━━━━━ SUPPLIED RECORDS

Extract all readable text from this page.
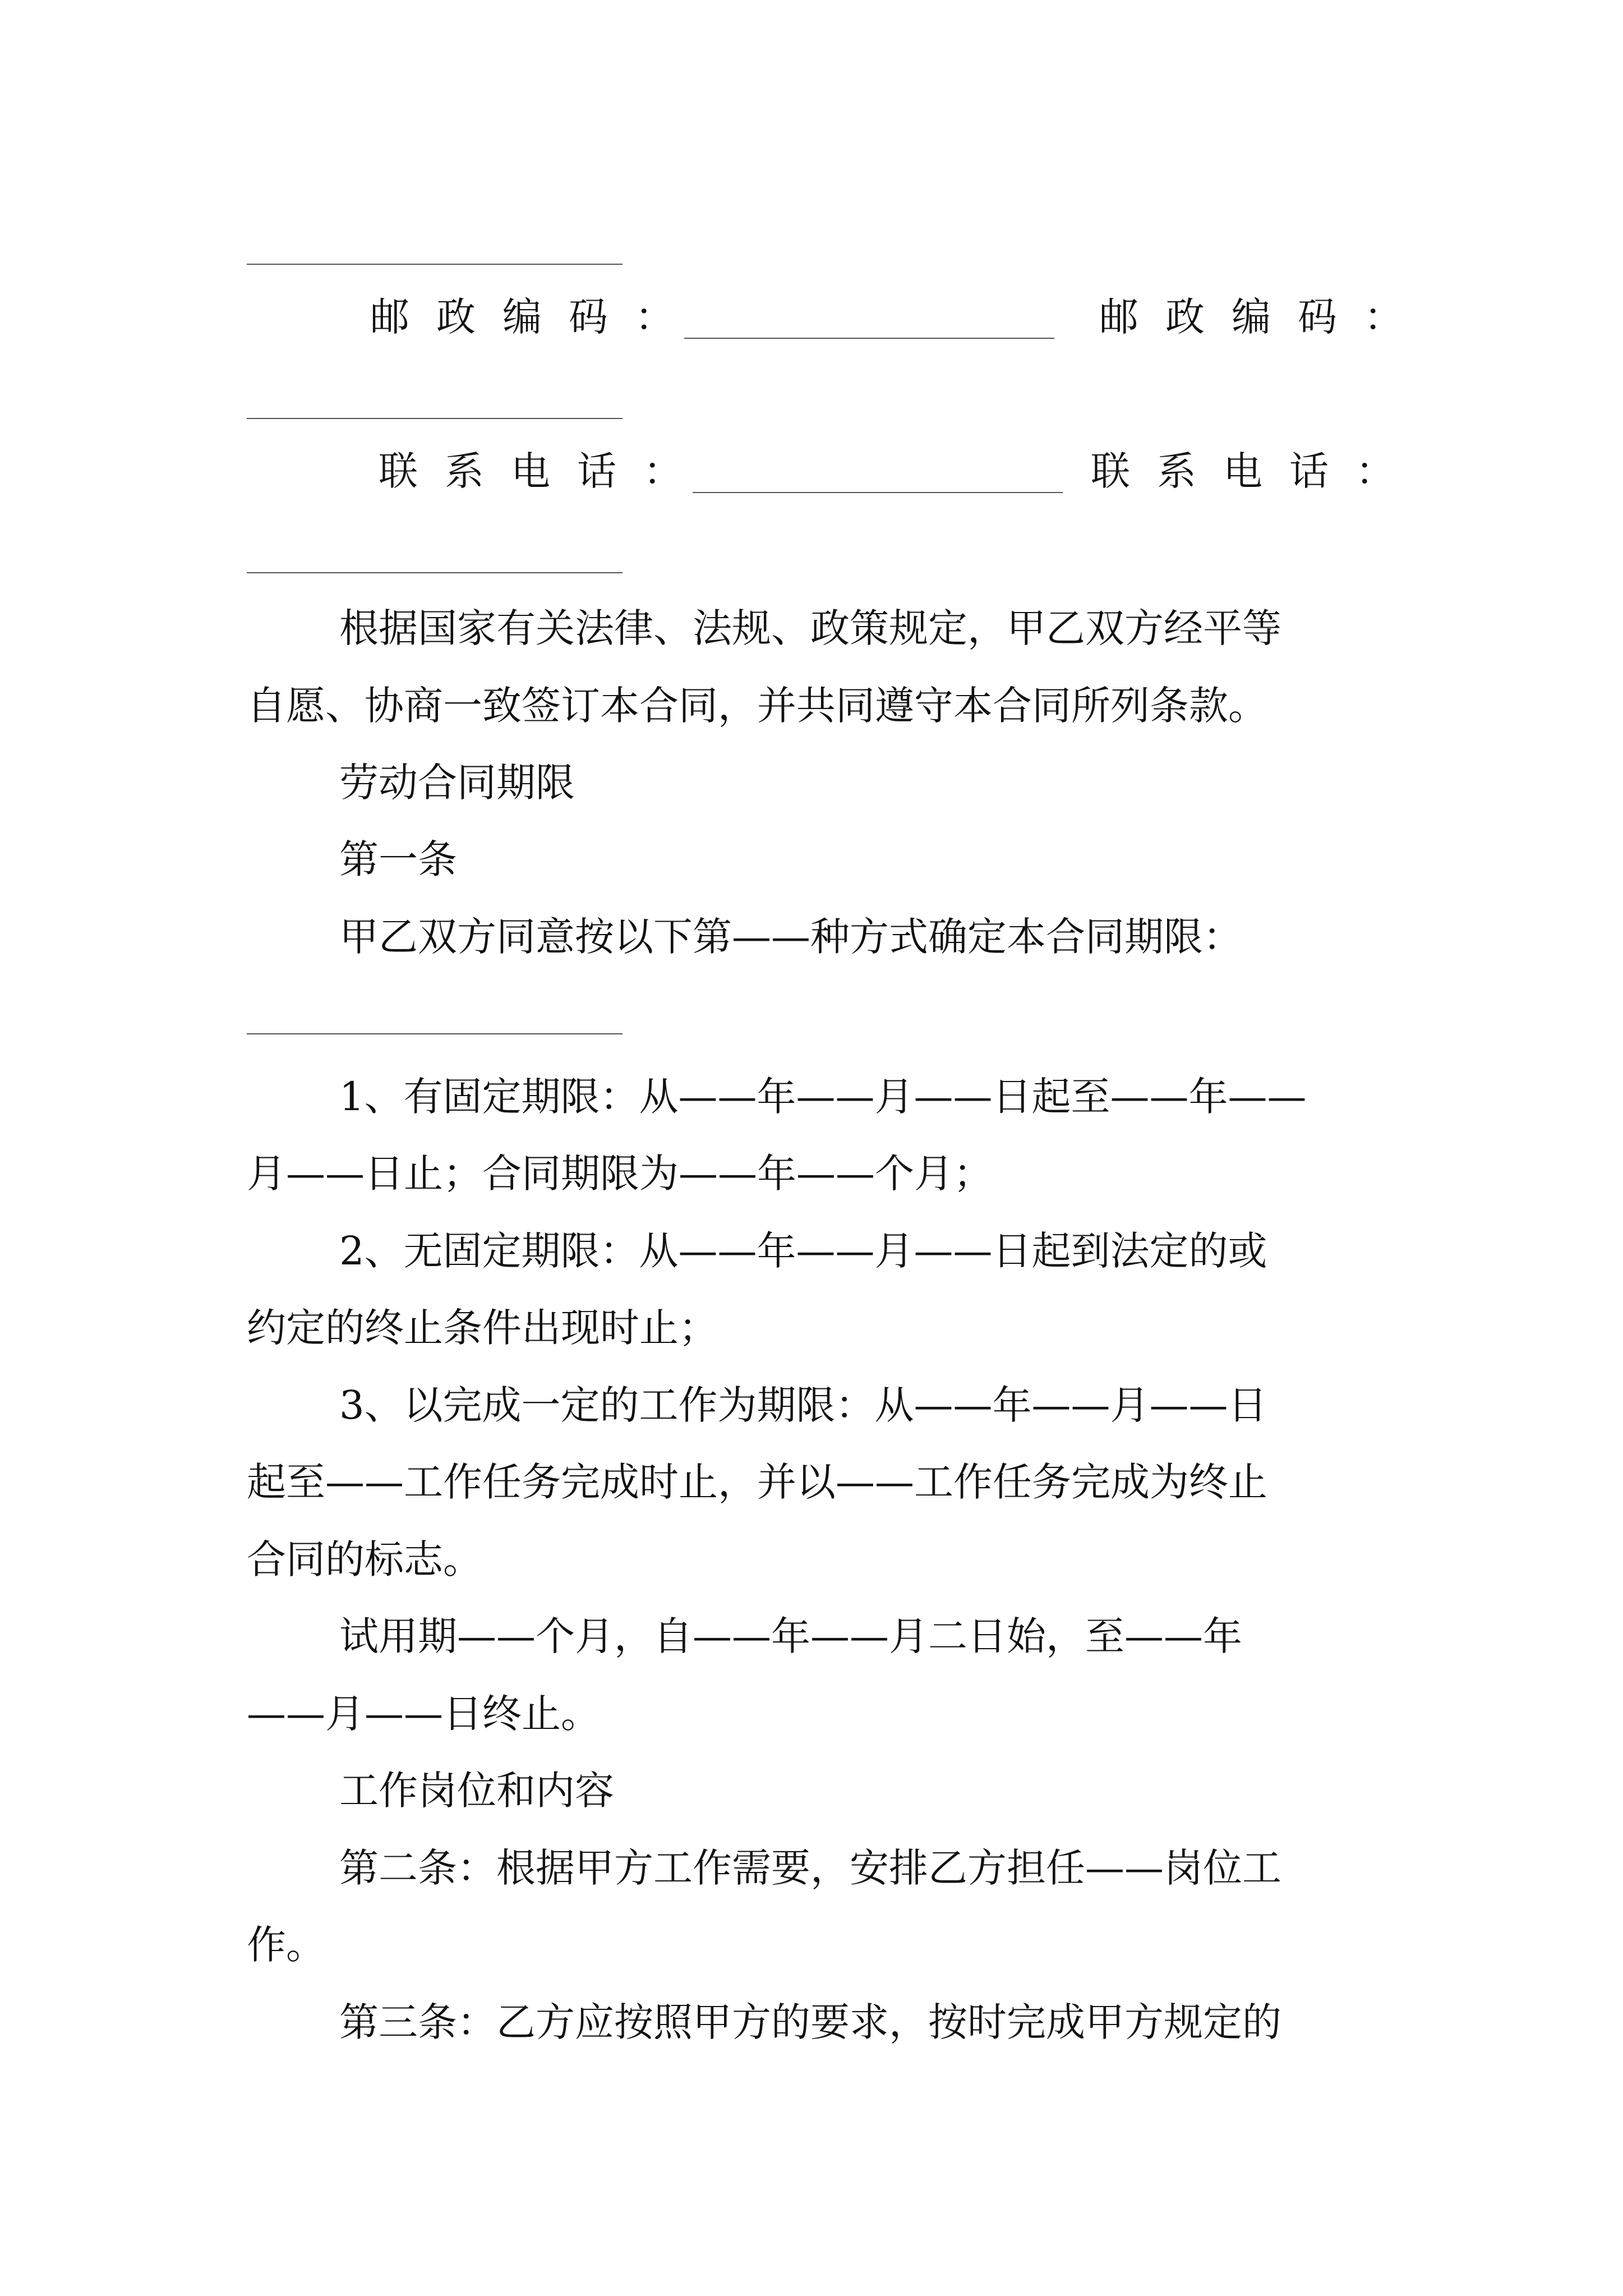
邮政编码：	邮政编码：
联系电话：	联系电话：
根据国家有关法律、法规、政策规定，甲乙双方经平等
自愿、协商一致签订本合同，并共同遵守本合同所列条款。
劳动合同期限
第一条
甲乙双方同意按以下第——种方式确定本合同期限：
1、有固定期限：从——年——月——日起至——年——
月——日止；合同期限为——年——个月；
2、无固定期限：从——年——月——日起到法定的或
约定的终止条件出现时止；
3、以完成一定的工作为期限：从——年——月——日
起至——工作任务完成时止，并以——工作任务完成为终止
合同的标志。
试用期——个月，自——年——月二日始，至——年
——月——日终止。
工作岗位和内容
第二条：根据甲方工作需要，安排乙方担任——岗位工
作。
第三条：乙方应按照甲方的要求，按时完成甲方规定的
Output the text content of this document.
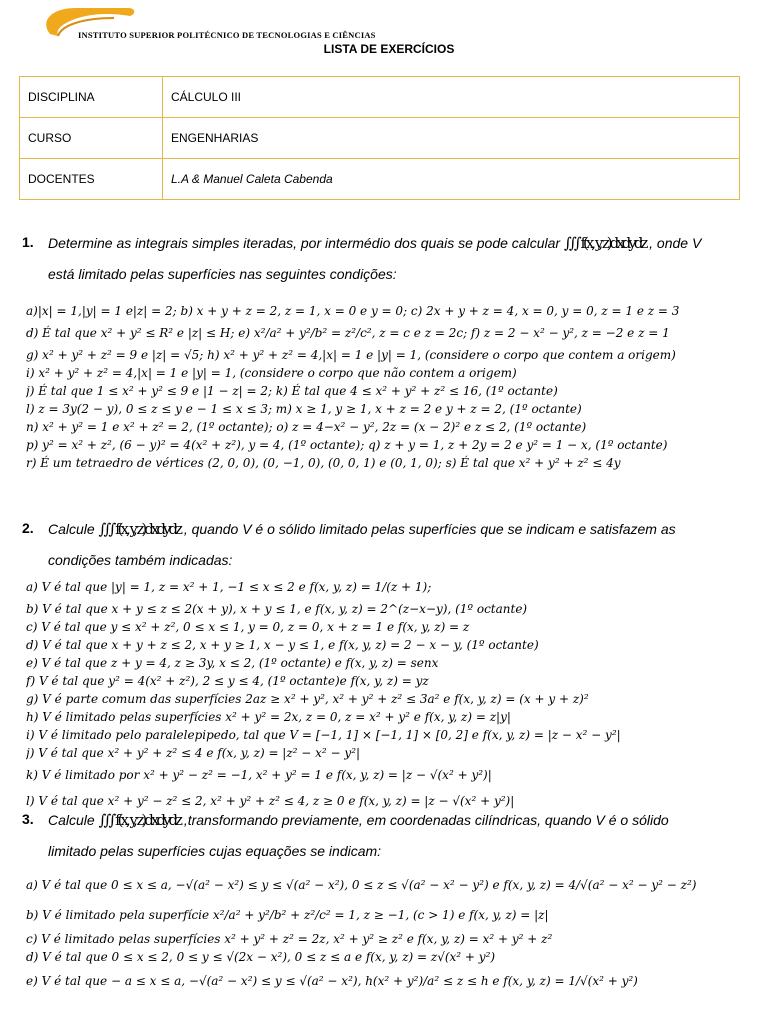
INSTITUTO SUPERIOR POLITÉCNICO DE TECNOLOGIAS E CIÊNCIAS
LISTA DE EXERCÍCIOS
DISCIPLINA	CÁLCULO III
CURSO	ENGENHARIAS
DOCENTES	L.A & Manuel Caleta Cabenda
1. Determine as integrais simples iteradas, por intermédio dos quais se pode calcular ∭ f(x, y, z)dxdydz , onde V
está limitado pelas superfícies nas seguintes condições:
a)|x| = 1,|y| = 1 e|z| = 2; b) x + y + z = 2, z = 1, x = 0 e y = 0; c) 2x + y + z = 4, x = 0, y = 0, z = 1 e z = 3
d) É tal que x² + y² ≤ R² e |z| ≤ H; e) x²/a² + y²/b² = z²/c², z = c e z = 2c; f) z = 2 − x² − y², z = −2 e z = 1
g) x² + y² + z² = 9 e |z| = √5; h) x² + y² + z² = 4,|x| = 1 e |y| = 1, (considere o corpo que contem a origem)
i) x² + y² + z² = 4,|x| = 1 e |y| = 1, (considere o corpo que não contem a origem)
j) É tal que 1 ≤ x² + y² ≤ 9 e |1 − z| = 2; k) É tal que 4 ≤ x² + y² + z² ≤ 16, (1º octante)
l) z = 3y(2 − y), 0 ≤ z ≤ y e − 1 ≤ x ≤ 3; m) x ≥ 1, y ≥ 1, x + z = 2 e y + z = 2, (1º octante)
n) x² + y² = 1 e x² + z² = 2, (1º octante); o) z = 4−x² − y², 2z = (x − 2)² e z ≤ 2, (1º octante)
p) y² = x² + z², (6 − y)² = 4(x² + z²), y = 4, (1º octante); q) z + y = 1, z + 2y = 2 e y² = 1 − x, (1º octante)
r) É um tetraedro de vértices (2, 0, 0), (0, −1, 0), (0, 0, 1) e (0, 1, 0); s) É tal que x² + y² + z² ≤ 4y
2. Calcule ∭ f(x, y, z)dxdydz , quando V é o sólido limitado pelas superfícies que se indicam e satisfazem as
condições também indicadas:
a) V é tal que |y| = 1, z = x² + 1, −1 ≤ x ≤ 2 e f(x, y, z) = 1/(z + 1);
b) V é tal que x + y ≤ z ≤ 2(x + y), x + y ≤ 1, e f(x, y, z) = 2^(z−x−y), (1º octante)
c) V é tal que y ≤ x² + z², 0 ≤ x ≤ 1, y = 0, z = 0, x + z = 1 e f(x, y, z) = z
d) V é tal que x + y + z ≤ 2, x + y ≥ 1, x − y ≤ 1, e f(x, y, z) = 2 − x − y, (1º octante)
e) V é tal que z + y = 4, z ≥ 3y, x ≤ 2, (1º octante) e f(x, y, z) = senx
f) V é tal que y² = 4(x² + z²), 2 ≤ y ≤ 4, (1º octante)e f(x, y, z) = yz
g) V é parte comum das superfícies 2az ≥ x² + y², x² + y² + z² ≤ 3a² e f(x, y, z) = (x + y + z)²
h) V é limitado pelas superfícies x² + y² = 2x, z = 0, z = x² + y² e f(x, y, z) = z|y|
i) V é limitado pelo paralelepipedo, tal que V = [−1, 1] × [−1, 1] × [0, 2] e f(x, y, z) = |z − x² − y²|
j) V é tal que x² + y² + z² ≤ 4 e f(x, y, z) = |z² − x² − y²|
k) V é limitado por x² + y² − z² = −1, x² + y² = 1 e f(x, y, z) = |z − √(x² + y²)|
l) V é tal que x² + y² − z² ≤ 2, x² + y² + z² ≤ 4, z ≥ 0 e f(x, y, z) = |z − √(x² + y²)|
3. Calcule ∭ f(x, y, z)dxdydz ,transformando previamente, em coordenadas cilíndricas, quando V é o sólido
limitado pelas superfícies cujas equações se indicam:
a) V é tal que 0 ≤ x ≤ a, −√(a² − x²) ≤ y ≤ √(a² − x²), 0 ≤ z ≤ √(a² − x² − y²) e f(x, y, z) = 4/√(a² − x² − y² − z²)
b) V é limitado pela superfície x²/a² + y²/b² + z²/c² = 1, z ≥ −1, (c > 1) e f(x, y, z) = |z|
c) V é limitado pelas superfícies x² + y² + z² = 2z, x² + y² ≥ z² e f(x, y, z) = x² + y² + z²
d) V é tal que 0 ≤ x ≤ 2, 0 ≤ y ≤ √(2x − x²), 0 ≤ z ≤ a e f(x, y, z) = z√(x² + y²)
e) V é tal que − a ≤ x ≤ a, −√(a² − x²) ≤ y ≤ √(a² − x²), h(x² + y²)/a² ≤ z ≤ h e f(x, y, z) = 1/√(x² + y²)
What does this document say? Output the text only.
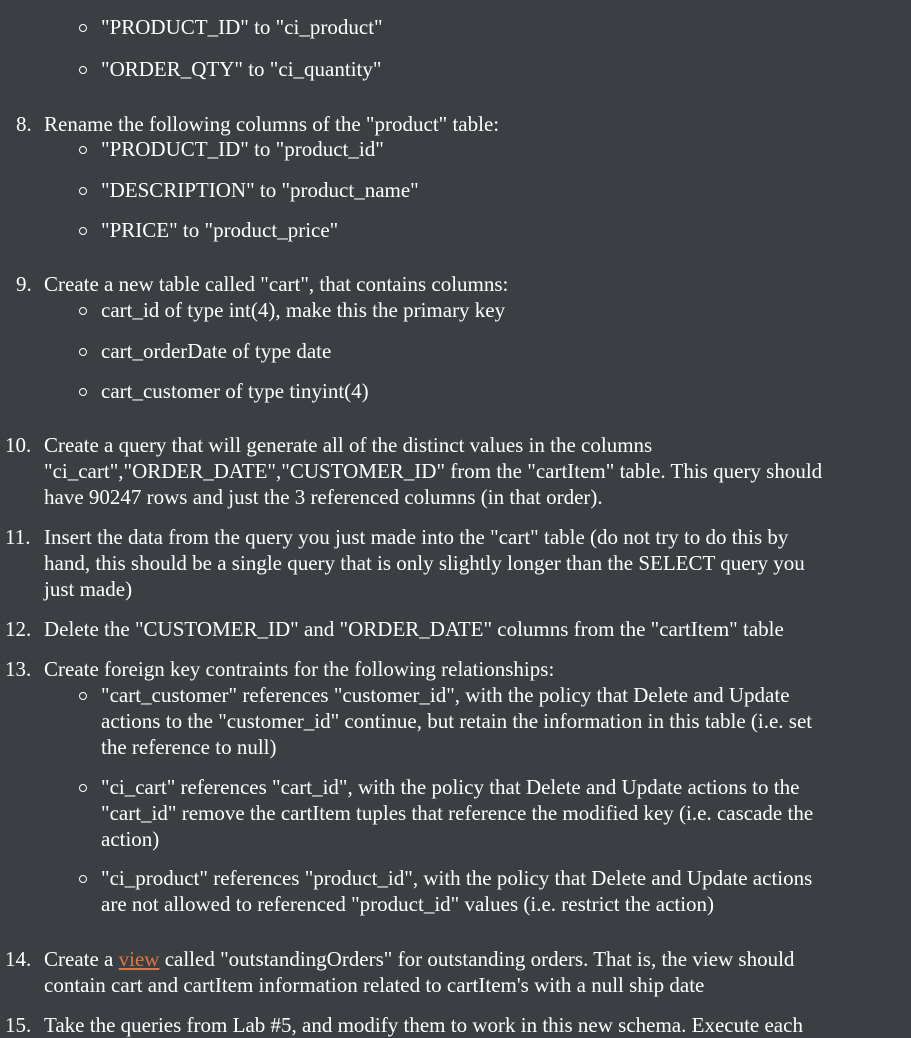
"PRODUCT_ID" to "ci_product"
"ORDER_QTY" to "ci_quantity"
8. Rename the following columns of the "product" table:
"PRODUCT_ID" to "product_id"
"DESCRIPTION" to "product_name"
"PRICE" to "product_price"
9. Create a new table called "cart", that contains columns:
cart_id of type int(4), make this the primary key
cart_orderDate of type date
cart_customer of type tinyint(4)
10. Create a query that will generate all of the distinct values in the columns
"ci_cart","ORDER_DATE","CUSTOMER_ID" from the "cartItem" table. This query should
have 90247 rows and just the 3 referenced columns (in that order).
11. Insert the data from the query you just made into the "cart" table (do not try to do this by
hand, this should be a single query that is only slightly longer than the SELECT query you
just made)
12. Delete the "CUSTOMER_ID" and "ORDER_DATE" columns from the "cartItem" table
13. Create foreign key contraints for the following relationships:
"cart_customer" references "customer_id", with the policy that Delete and Update
actions to the "customer_id" continue, but retain the information in this table (i.e. set
the reference to null)
"ci_cart" references "cart_id", with the policy that Delete and Update actions to the
"cart_id" remove the cartItem tuples that reference the modified key (i.e. cascade the
action)
"ci_product" references "product_id", with the policy that Delete and Update actions
are not allowed to referenced "product_id" values (i.e. restrict the action)
14. Create a view called "outstandingOrders" for outstanding orders. That is, the view should
contain cart and cartItem information related to cartItem's with a null ship date
15. Take the queries from Lab #5, and modify them to work in this new schema. Execute each
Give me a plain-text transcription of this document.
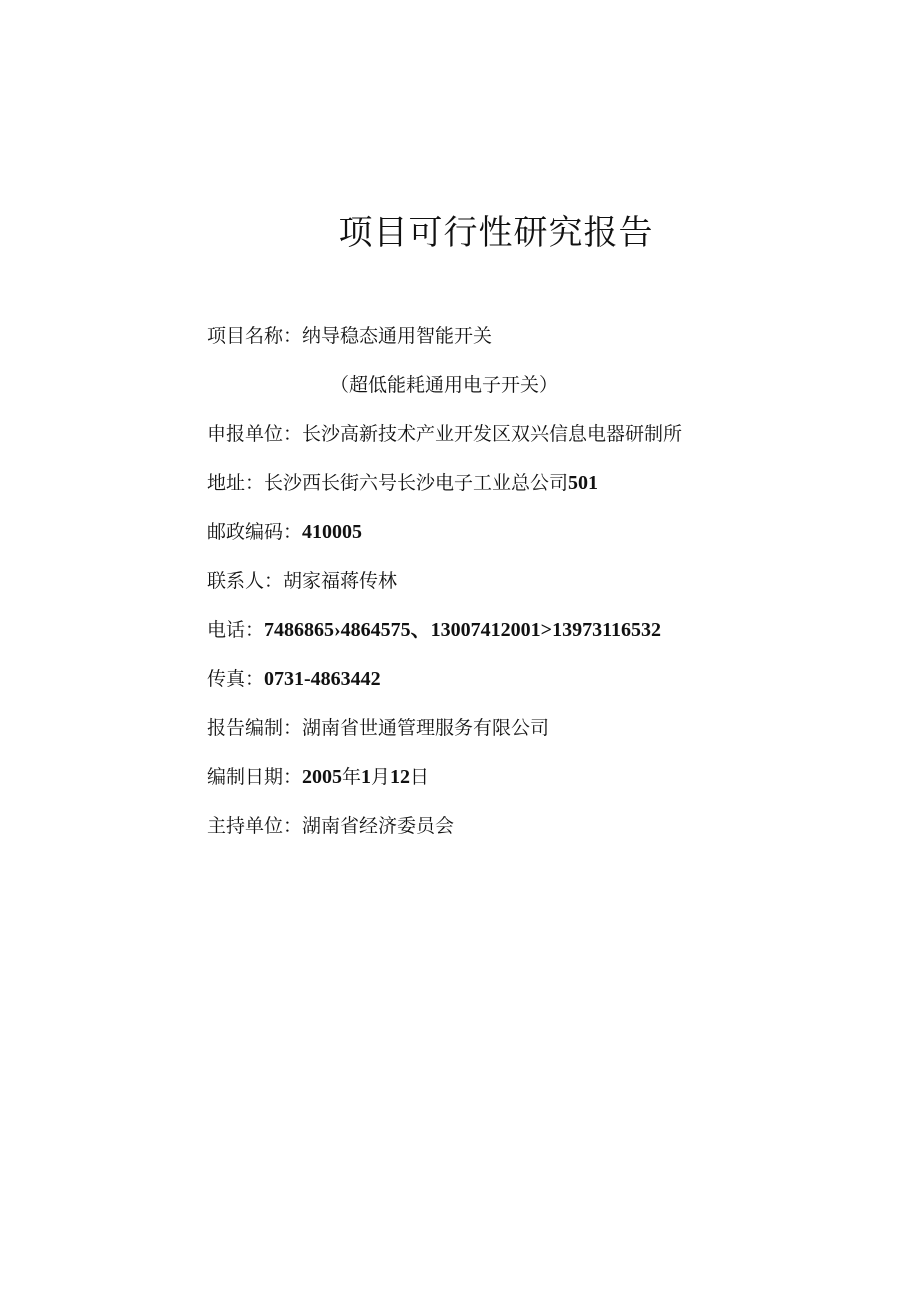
项目可行性研究报告
项目名称：纳导稳态通用智能开关
（超低能耗通用电子开关）
申报单位：长沙高新技术产业开发区双兴信息电器研制所
地址：长沙西长街六号长沙电子工业总公司501
邮政编码：410005
联系人：胡家福蒋传林
电话：7486865›4864575、13007412001>13973116532
传真：0731-4863442
报告编制：湖南省世通管理服务有限公司
编制日期：2005年1月12日
主持单位：湖南省经济委员会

━━━━━━━━━━

• AIM
Go through the listing above line by line and say how many lines hold the word "Output". Reply with that number only.

• COMPLETED TASK
2